Set task: Every line of the material is to be quoted verbatim, minus the pictures.

Supplied material:

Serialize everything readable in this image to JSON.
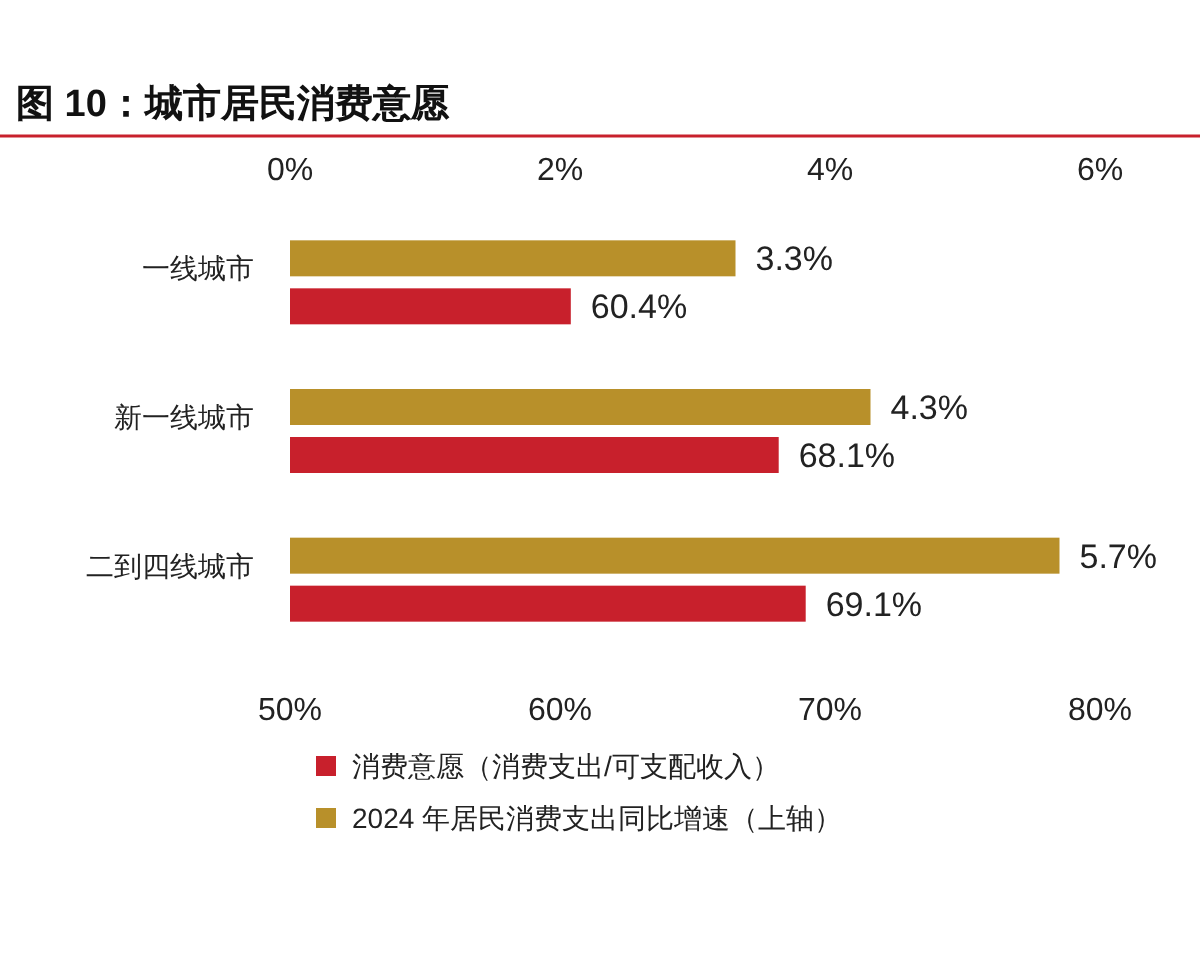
{
  "chart_data": {
    "type": "bar",
    "orientation": "horizontal",
    "title": "图 10：城市居民消费意愿",
    "categories": [
      "一线城市",
      "新一线城市",
      "二到四线城市"
    ],
    "series": [
      {
        "name": "消费意愿（消费支出/可支配收入）",
        "color": "#c8202c",
        "values": [
          60.4,
          68.1,
          69.1
        ],
        "value_labels": [
          "60.4%",
          "68.1%",
          "69.1%"
        ]
      },
      {
        "name": "2024 年居民消费支出同比增速（上轴）",
        "color": "#b8902a",
        "axis": "x2",
        "values": [
          3.3,
          4.3,
          5.7
        ],
        "value_labels": [
          "3.3%",
          "4.3%",
          "5.7%"
        ]
      }
    ],
    "xlim": [
      50,
      80
    ],
    "xticks": [
      {
        "value": 50,
        "label": "50%"
      },
      {
        "value": 60,
        "label": "60%"
      },
      {
        "value": 70,
        "label": "70%"
      },
      {
        "value": 80,
        "label": "80%"
      }
    ],
    "x2lim": [
      0,
      6
    ],
    "x2ticks": [
      {
        "value": 0,
        "label": "0%"
      },
      {
        "value": 2,
        "label": "2%"
      },
      {
        "value": 4,
        "label": "4%"
      },
      {
        "value": 6,
        "label": "6%"
      }
    ],
    "legend": "bottom",
    "grid": false
  }
}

Finished task:
Serialize everything readable in this image to JSON.
{
  "chart_data": {
    "type": "bar",
    "orientation": "horizontal",
    "title": "图 10：城市居民消费意愿",
    "categories": [
      "一线城市",
      "新一线城市",
      "二到四线城市"
    ],
    "series": [
      {
        "name": "消费意愿（消费支出/可支配收入）",
        "color": "#c8202c",
        "values": [
          60.4,
          68.1,
          69.1
        ],
        "value_labels": [
          "60.4%",
          "68.1%",
          "69.1%"
        ]
      },
      {
        "name": "2024 年居民消费支出同比增速（上轴）",
        "color": "#b8902a",
        "axis": "x2",
        "values": [
          3.3,
          4.3,
          5.7
        ],
        "value_labels": [
          "3.3%",
          "4.3%",
          "5.7%"
        ]
      }
    ],
    "xlim": [
      50,
      80
    ],
    "xticks": [
      {
        "value": 50,
        "label": "50%"
      },
      {
        "value": 60,
        "label": "60%"
      },
      {
        "value": 70,
        "label": "70%"
      },
      {
        "value": 80,
        "label": "80%"
      }
    ],
    "x2lim": [
      0,
      6
    ],
    "x2ticks": [
      {
        "value": 0,
        "label": "0%"
      },
      {
        "value": 2,
        "label": "2%"
      },
      {
        "value": 4,
        "label": "4%"
      },
      {
        "value": 6,
        "label": "6%"
      }
    ],
    "legend": "bottom",
    "grid": false
  }
}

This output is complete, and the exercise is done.